## PROBLEM REQUIREMENTS
Skip the pictures. Repeat everything else in the records word for word.

## RECORDS SHOWN

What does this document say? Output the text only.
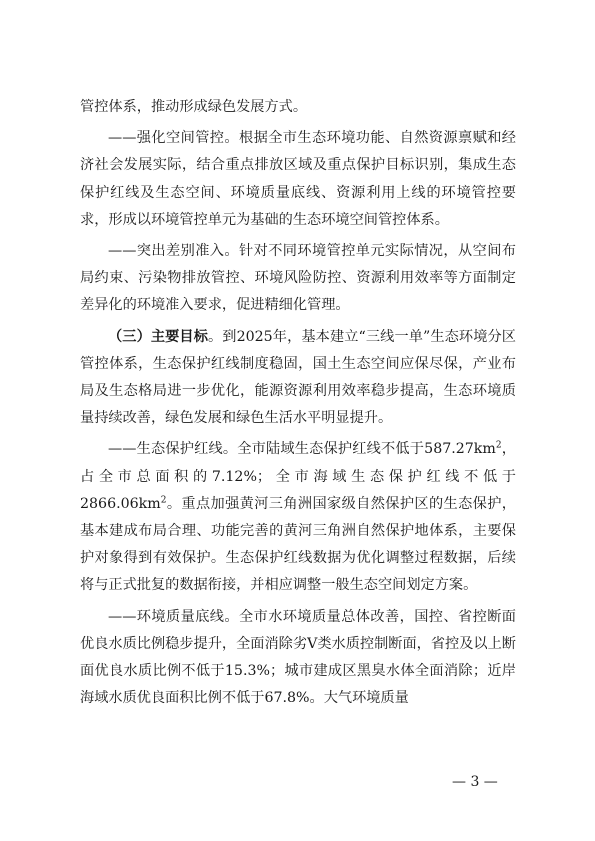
管控体系，推动形成绿色发展方式。

——强化空间管控。根据全市生态环境功能、自然资源禀赋和经济社会发展实际，结合重点排放区域及重点保护目标识别，集成生态保护红线及生态空间、环境质量底线、资源利用上线的环境管控要求，形成以环境管控单元为基础的生态环境空间管控体系。

——突出差别准入。针对不同环境管控单元实际情况，从空间布局约束、污染物排放管控、环境风险防控、资源利用效率等方面制定差异化的环境准入要求，促进精细化管理。

（三）主要目标。到2025年，基本建立“三线一单”生态环境分区管控体系，生态保护红线制度稳固，国土生态空间应保尽保，产业布局及生态格局进一步优化，能源资源利用效率稳步提高，生态环境质量持续改善，绿色发展和绿色生活水平明显提升。

——生态保护红线。全市陆域生态保护红线不低于$587.27km^2$，占全市总面积的7.12%；全市海域生态保护红线不低于$2866.06km^2$。重点加强黄河三角洲国家级自然保护区的生态保护，基本建成布局合理、功能完善的黄河三角洲自然保护地体系，主要保护对象得到有效保护。生态保护红线数据为优化调整过程数据，后续将与正式批复的数据衔接，并相应调整一般生态空间划定方案。

——环境质量底线。全市水环境质量总体改善，国控、省控断面优良水质比例稳步提升，全面消除劣Ⅴ类水质控制断面，省控及以上断面优良水质比例不低于15.3%；城市建成区黑臭水体全面消除；近岸海域水质优良面积比例不低于67.8%。大气环境质量

— 3 —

## ANSWER TO THE TASK
What does this document say? Output the text only.
管控体系，推动形成绿色发展方式。

——强化空间管控。根据全市生态环境功能、自然资源禀赋和经济社会发展实际，结合重点排放区域及重点保护目标识别，集成生态保护红线及生态空间、环境质量底线、资源利用上线的环境管控要求，形成以环境管控单元为基础的生态环境空间管控体系。

——突出差别准入。针对不同环境管控单元实际情况，从空间布局约束、污染物排放管控、环境风险防控、资源利用效率等方面制定差异化的环境准入要求，促进精细化管理。

（三）主要目标。到2025年，基本建立“三线一单”生态环境分区管控体系，生态保护红线制度稳固，国土生态空间应保尽保，产业布局及生态格局进一步优化，能源资源利用效率稳步提高，生态环境质量持续改善，绿色发展和绿色生活水平明显提升。

——生态保护红线。全市陆域生态保护红线不低于$587.27km^2$，占全市总面积的7.12%；全市海域生态保护红线不低于$2866.06km^2$。重点加强黄河三角洲国家级自然保护区的生态保护，基本建成布局合理、功能完善的黄河三角洲自然保护地体系，主要保护对象得到有效保护。生态保护红线数据为优化调整过程数据，后续将与正式批复的数据衔接，并相应调整一般生态空间划定方案。

——环境质量底线。全市水环境质量总体改善，国控、省控断面优良水质比例稳步提升，全面消除劣Ⅴ类水质控制断面，省控及以上断面优良水质比例不低于15.3%；城市建成区黑臭水体全面消除；近岸海域水质优良面积比例不低于67.8%。大气环境质量

— 3 —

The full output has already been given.